Source data
Start

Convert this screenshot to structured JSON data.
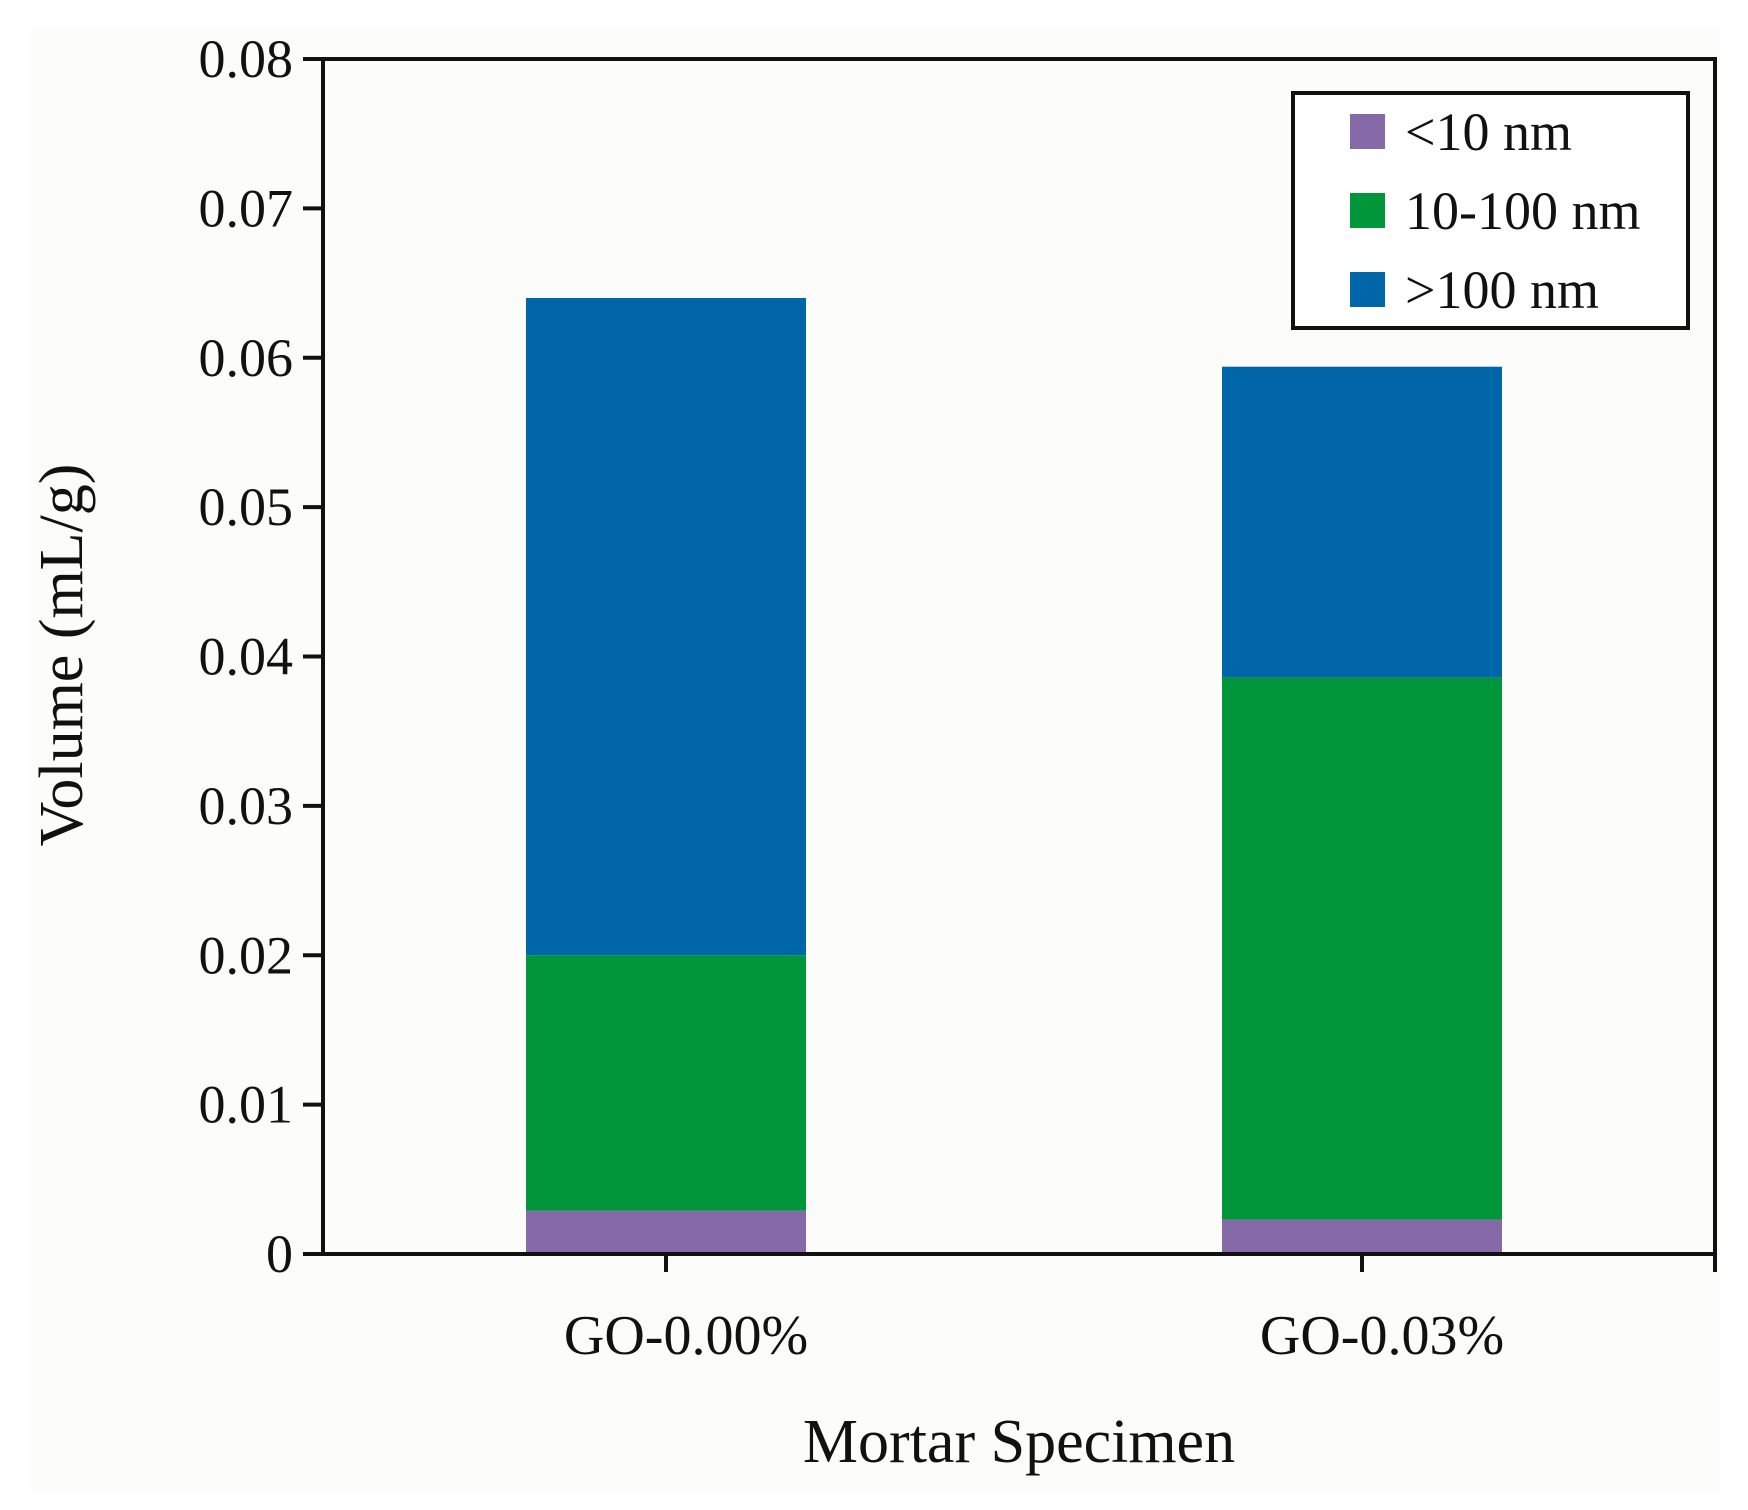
{
  "chart_data": {
    "type": "bar",
    "stacked": true,
    "title": "",
    "xlabel": "Mortar Specimen",
    "ylabel": "Volume (mL/g)",
    "ylim": [
      0,
      0.08
    ],
    "yticks": [
      "0",
      "0.01",
      "0.02",
      "0.03",
      "0.04",
      "0.05",
      "0.06",
      "0.07",
      "0.08"
    ],
    "ytick_values": [
      0,
      0.01,
      0.02,
      0.03,
      0.04,
      0.05,
      0.06,
      0.07,
      0.08
    ],
    "categories": [
      "GO-0.00%",
      "GO-0.03%"
    ],
    "series": [
      {
        "name": "<10 nm",
        "color": "#8569a8",
        "values": [
          0.0029,
          0.0023
        ]
      },
      {
        "name": "10-100 nm",
        "color": "#009639",
        "values": [
          0.0171,
          0.0363
        ]
      },
      {
        "name": ">100 nm",
        "color": "#0066aa",
        "values": [
          0.044,
          0.0208
        ]
      }
    ],
    "legend": {
      "position": "top-right",
      "labels": [
        "<10 nm",
        "10-100 nm",
        ">100 nm"
      ]
    },
    "grid": false
  }
}
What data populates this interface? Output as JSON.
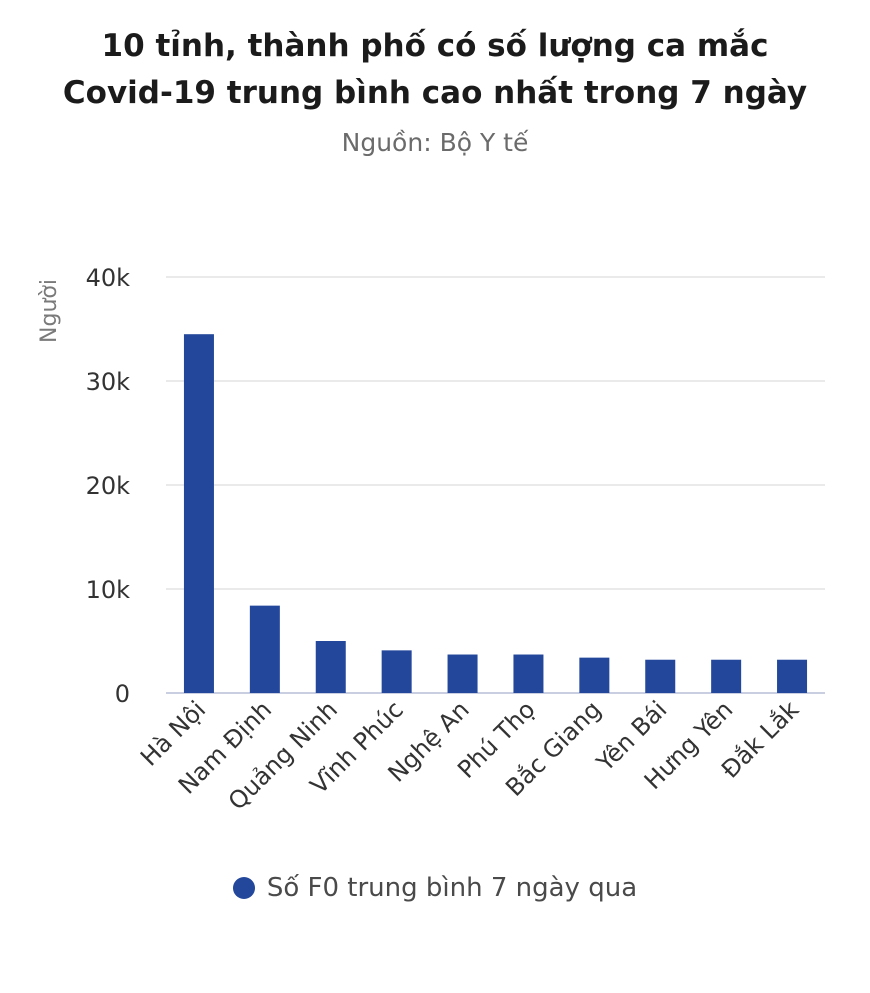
{
  "chart_data": {
    "type": "bar",
    "title_line1": "10 tỉnh, thành phố có số lượng ca mắc",
    "title_line2": "Covid-19 trung bình cao nhất trong 7 ngày",
    "subtitle": "Nguồn: Bộ Y tế",
    "ylabel": "Người",
    "xlabel": "",
    "categories": [
      "Hà Nội",
      "Nam Định",
      "Quảng Ninh",
      "Vĩnh Phúc",
      "Nghệ An",
      "Phú Thọ",
      "Bắc Giang",
      "Yên Bái",
      "Hưng Yên",
      "Đắk Lắk"
    ],
    "series": [
      {
        "name": "Số F0 trung bình 7 ngày qua",
        "color": "#22479b",
        "values": [
          34500,
          8400,
          5000,
          4100,
          3700,
          3700,
          3400,
          3200,
          3200,
          3200
        ]
      }
    ],
    "ylim": [
      0,
      40000
    ],
    "yticks": [
      0,
      10000,
      20000,
      30000,
      40000
    ],
    "ytick_labels": [
      "0",
      "10k",
      "20k",
      "30k",
      "40k"
    ],
    "grid": true,
    "legend_position": "bottom"
  }
}
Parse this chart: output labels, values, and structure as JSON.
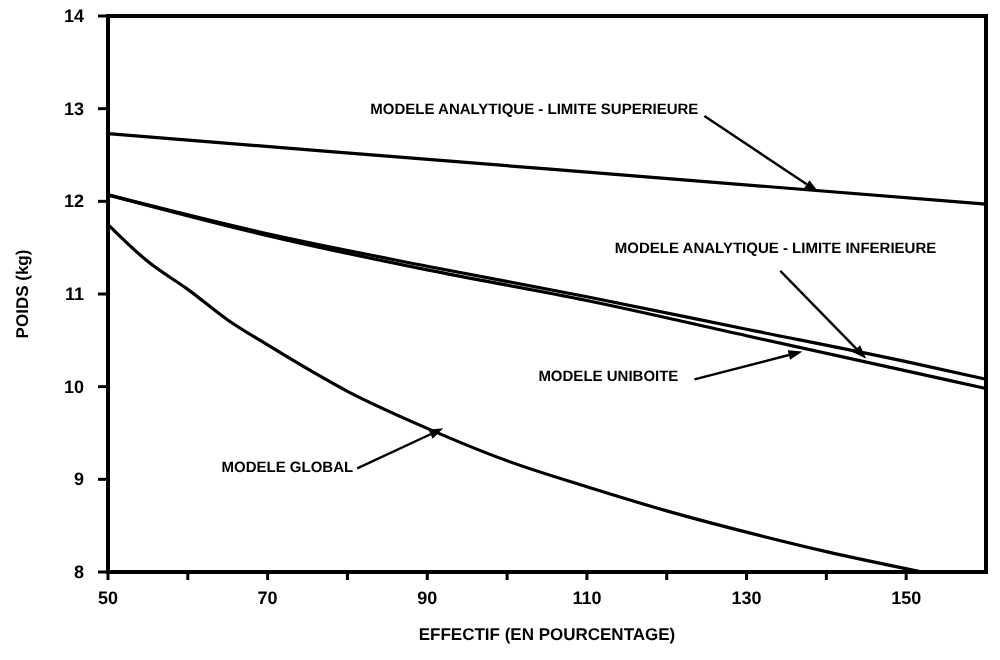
{
  "chart_data": {
    "type": "line",
    "xlabel": "EFFECTIF (EN POURCENTAGE)",
    "ylabel": "POIDS (kg)",
    "xlim": [
      50,
      160
    ],
    "ylim": [
      8,
      14
    ],
    "xticks": [
      50,
      {
        "value": 60,
        "label": null
      },
      70,
      {
        "value": 80,
        "label": null
      },
      90,
      {
        "value": 100,
        "label": null
      },
      110,
      {
        "value": 120,
        "label": null
      },
      130,
      {
        "value": 140,
        "label": null
      },
      150
    ],
    "yticks": [
      8,
      9,
      10,
      11,
      12,
      13,
      14
    ],
    "grid": false,
    "marker": "none",
    "line_style": "solid",
    "series": [
      {
        "color": "#000000",
        "x": [
          50,
          105,
          160
        ],
        "values": [
          12.73,
          12.35,
          11.97
        ]
      },
      {
        "color": "#000000",
        "x": [
          50,
          70,
          90,
          110,
          130,
          150,
          160
        ],
        "values": [
          12.07,
          11.65,
          11.3,
          10.97,
          10.62,
          10.27,
          10.08
        ]
      },
      {
        "color": "#000000",
        "x": [
          50,
          70,
          90,
          110,
          130,
          150,
          160
        ],
        "values": [
          12.07,
          11.63,
          11.26,
          10.93,
          10.55,
          10.17,
          9.98
        ]
      },
      {
        "color": "#000000",
        "x": [
          50,
          55,
          60,
          65,
          70,
          80,
          90,
          100,
          110,
          120,
          130,
          140,
          152
        ],
        "values": [
          11.75,
          11.35,
          11.05,
          10.72,
          10.45,
          9.95,
          9.55,
          9.2,
          8.92,
          8.66,
          8.43,
          8.22,
          8.0
        ]
      }
    ],
    "annotations": [
      {
        "text": "MODELE ANALYTIQUE - LIMITE SUPERIEURE",
        "x": 139,
        "y": 12.1
      },
      {
        "text": "MODELE ANALYTIQUE - LIMITE INFERIEURE",
        "x": 145,
        "y": 10.3
      },
      {
        "text": "MODELE UNIBOITE",
        "x": 137,
        "y": 10.38
      },
      {
        "text": "MODELE GLOBAL",
        "x": 92,
        "y": 9.55
      }
    ]
  }
}
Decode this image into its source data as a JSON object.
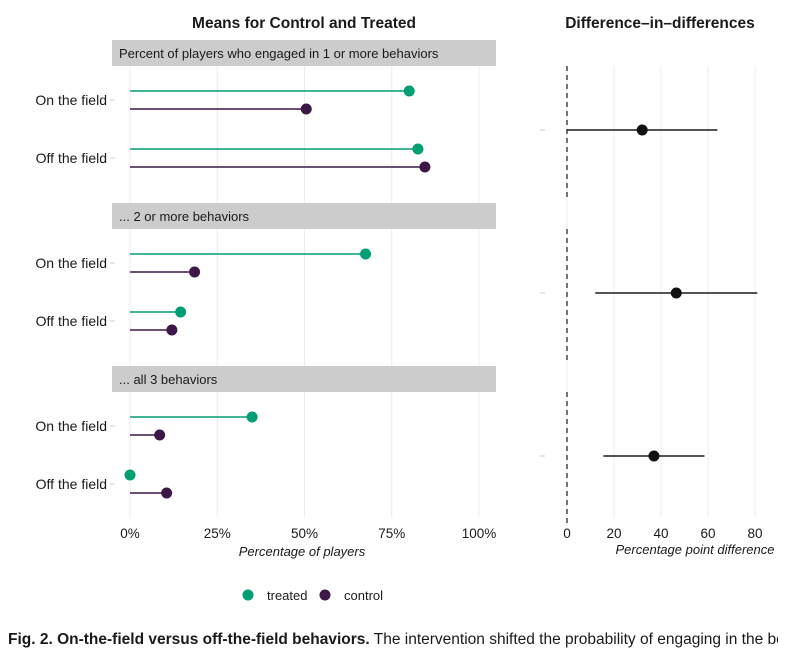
{
  "chart_data": [
    {
      "type": "dumbbell",
      "title": "Means for Control and Treated",
      "xlabel": "Percentage of players",
      "xlim": [
        0,
        100
      ],
      "x_ticks": [
        "0%",
        "25%",
        "50%",
        "75%",
        "100%"
      ],
      "legend": {
        "placement": "bottom",
        "entries": [
          {
            "name": "treated",
            "color": "#009E73"
          },
          {
            "name": "control",
            "color": "#3D1748"
          }
        ]
      },
      "panels": [
        {
          "strip": "Percent of players who engaged in 1 or more behaviors",
          "categories": [
            "On the field",
            "Off the field"
          ],
          "series": [
            {
              "name": "treated",
              "values": [
                80,
                82.5
              ]
            },
            {
              "name": "control",
              "values": [
                50.5,
                84.5
              ]
            }
          ]
        },
        {
          "strip": "... 2 or more behaviors",
          "categories": [
            "On the field",
            "Off the field"
          ],
          "series": [
            {
              "name": "treated",
              "values": [
                67.5,
                14.5
              ]
            },
            {
              "name": "control",
              "values": [
                18.5,
                12
              ]
            }
          ]
        },
        {
          "strip": "... all 3 behaviors",
          "categories": [
            "On the field",
            "Off the field"
          ],
          "series": [
            {
              "name": "treated",
              "values": [
                35,
                0
              ]
            },
            {
              "name": "control",
              "values": [
                8.5,
                10.5
              ]
            }
          ]
        }
      ]
    },
    {
      "type": "scatter",
      "title": "Difference–in–differences",
      "xlabel": "Percentage point difference",
      "xlim": [
        -9,
        86
      ],
      "x_ticks": [
        0,
        20,
        40,
        60,
        80
      ],
      "reference_line": 0,
      "panels": [
        {
          "estimate": 32,
          "ci": [
            0,
            64
          ]
        },
        {
          "estimate": 46.5,
          "ci": [
            12,
            81
          ]
        },
        {
          "estimate": 37,
          "ci": [
            15.5,
            58.5
          ]
        }
      ]
    }
  ],
  "colors": {
    "treated": "#009E73",
    "control": "#3D1748",
    "strip": "#CCCCCC",
    "point": "#111111"
  },
  "caption": {
    "label": "Fig. 2. On-the-field versus off-the-field behaviors.",
    "text": " The intervention shifted the probability of engaging in the behaviors on the field but not off the field."
  }
}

End

The request: Omit the pictures and restate the rest of the records verbatim.

Result of the exercise:
Convert this screenshot to structured JSON data.
{
  "chart_data": {
    "type": "bar",
    "stacked": true,
    "title": "",
    "xlabel": "Mortar Specimen",
    "ylabel": "Volume (mL/g)",
    "ylim": [
      0,
      0.08
    ],
    "yticks": [
      "0",
      "0.01",
      "0.02",
      "0.03",
      "0.04",
      "0.05",
      "0.06",
      "0.07",
      "0.08"
    ],
    "ytick_values": [
      0,
      0.01,
      0.02,
      0.03,
      0.04,
      0.05,
      0.06,
      0.07,
      0.08
    ],
    "categories": [
      "GO-0.00%",
      "GO-0.03%"
    ],
    "series": [
      {
        "name": "<10 nm",
        "color": "#8569a8",
        "values": [
          0.0029,
          0.0023
        ]
      },
      {
        "name": "10-100 nm",
        "color": "#009639",
        "values": [
          0.0171,
          0.0363
        ]
      },
      {
        "name": ">100 nm",
        "color": "#0066aa",
        "values": [
          0.044,
          0.0208
        ]
      }
    ],
    "legend": {
      "position": "top-right",
      "labels": [
        "<10 nm",
        "10-100 nm",
        ">100 nm"
      ]
    },
    "grid": false
  }
}
What data populates this interface? Output as JSON.
{
  "chart_data": {
    "type": "bar",
    "title_line1": "10 tỉnh, thành phố có số lượng ca mắc",
    "title_line2": "Covid-19 trung bình cao nhất trong 7 ngày",
    "subtitle": "Nguồn: Bộ Y tế",
    "ylabel": "Người",
    "xlabel": "",
    "categories": [
      "Hà Nội",
      "Nam Định",
      "Quảng Ninh",
      "Vĩnh Phúc",
      "Nghệ An",
      "Phú Thọ",
      "Bắc Giang",
      "Yên Bái",
      "Hưng Yên",
      "Đắk Lắk"
    ],
    "series": [
      {
        "name": "Số F0 trung bình 7 ngày qua",
        "color": "#22479b",
        "values": [
          34500,
          8400,
          5000,
          4100,
          3700,
          3700,
          3400,
          3200,
          3200,
          3200
        ]
      }
    ],
    "ylim": [
      0,
      40000
    ],
    "yticks": [
      0,
      10000,
      20000,
      30000,
      40000
    ],
    "ytick_labels": [
      "0",
      "10k",
      "20k",
      "30k",
      "40k"
    ],
    "grid": true,
    "legend_position": "bottom"
  }
}
Parse this chart: output labels, values, and structure as JSON.
{
  "chart_data": {
    "type": "line",
    "xlabel": "EFFECTIF (EN POURCENTAGE)",
    "ylabel": "POIDS (kg)",
    "xlim": [
      50,
      160
    ],
    "ylim": [
      8,
      14
    ],
    "xticks": [
      50,
      {
        "value": 60,
        "label": null
      },
      70,
      {
        "value": 80,
        "label": null
      },
      90,
      {
        "value": 100,
        "label": null
      },
      110,
      {
        "value": 120,
        "label": null
      },
      130,
      {
        "value": 140,
        "label": null
      },
      150
    ],
    "yticks": [
      8,
      9,
      10,
      11,
      12,
      13,
      14
    ],
    "grid": false,
    "marker": "none",
    "line_style": "solid",
    "series": [
      {
        "color": "#000000",
        "x": [
          50,
          105,
          160
        ],
        "values": [
          12.73,
          12.35,
          11.97
        ]
      },
      {
        "color": "#000000",
        "x": [
          50,
          70,
          90,
          110,
          130,
          150,
          160
        ],
        "values": [
          12.07,
          11.65,
          11.3,
          10.97,
          10.62,
          10.27,
          10.08
        ]
      },
      {
        "color": "#000000",
        "x": [
          50,
          70,
          90,
          110,
          130,
          150,
          160
        ],
        "values": [
          12.07,
          11.63,
          11.26,
          10.93,
          10.55,
          10.17,
          9.98
        ]
      },
      {
        "color": "#000000",
        "x": [
          50,
          55,
          60,
          65,
          70,
          80,
          90,
          100,
          110,
          120,
          130,
          140,
          152
        ],
        "values": [
          11.75,
          11.35,
          11.05,
          10.72,
          10.45,
          9.95,
          9.55,
          9.2,
          8.92,
          8.66,
          8.43,
          8.22,
          8.0
        ]
      }
    ],
    "annotations": [
      {
        "text": "MODELE ANALYTIQUE - LIMITE SUPERIEURE",
        "x": 139,
        "y": 12.1
      },
      {
        "text": "MODELE ANALYTIQUE - LIMITE INFERIEURE",
        "x": 145,
        "y": 10.3
      },
      {
        "text": "MODELE UNIBOITE",
        "x": 137,
        "y": 10.38
      },
      {
        "text": "MODELE GLOBAL",
        "x": 92,
        "y": 9.55
      }
    ]
  }
}
Decode this image into its source data as a JSON object.
{
  "chart_data": [
    {
      "type": "dumbbell",
      "title": "Means for Control and Treated",
      "xlabel": "Percentage of players",
      "xlim": [
        0,
        100
      ],
      "x_ticks": [
        "0%",
        "25%",
        "50%",
        "75%",
        "100%"
      ],
      "legend": {
        "placement": "bottom",
        "entries": [
          {
            "name": "treated",
            "color": "#009E73"
          },
          {
            "name": "control",
            "color": "#3D1748"
          }
        ]
      },
      "panels": [
        {
          "strip": "Percent of players who engaged in 1 or more behaviors",
          "categories": [
            "On the field",
            "Off the field"
          ],
          "series": [
            {
              "name": "treated",
              "values": [
                80,
                82.5
              ]
            },
            {
              "name": "control",
              "values": [
                50.5,
                84.5
              ]
            }
          ]
        },
        {
          "strip": "... 2 or more behaviors",
          "categories": [
            "On the field",
            "Off the field"
          ],
          "series": [
            {
              "name": "treated",
              "values": [
                67.5,
                14.5
              ]
            },
            {
              "name": "control",
              "values": [
                18.5,
                12
              ]
            }
          ]
        },
        {
          "strip": "... all 3 behaviors",
          "categories": [
            "On the field",
            "Off the field"
          ],
          "series": [
            {
              "name": "treated",
              "values": [
                35,
                0
              ]
            },
            {
              "name": "control",
              "values": [
                8.5,
                10.5
              ]
            }
          ]
        }
      ]
    },
    {
      "type": "scatter",
      "title": "Difference–in–differences",
      "xlabel": "Percentage point difference",
      "xlim": [
        -9,
        86
      ],
      "x_ticks": [
        0,
        20,
        40,
        60,
        80
      ],
      "reference_line": 0,
      "panels": [
        {
          "estimate": 32,
          "ci": [
            0,
            64
          ]
        },
        {
          "estimate": 46.5,
          "ci": [
            12,
            81
          ]
        },
        {
          "estimate": 37,
          "ci": [
            15.5,
            58.5
          ]
        }
      ]
    }
  ],
  "colors": {
    "treated": "#009E73",
    "control": "#3D1748",
    "strip": "#CCCCCC",
    "point": "#111111"
  },
  "caption": {
    "label": "Fig. 2. On-the-field versus off-the-field behaviors.",
    "text": " The intervention shifted the probability of engaging in the behaviors on the field but not off the field."
  }
}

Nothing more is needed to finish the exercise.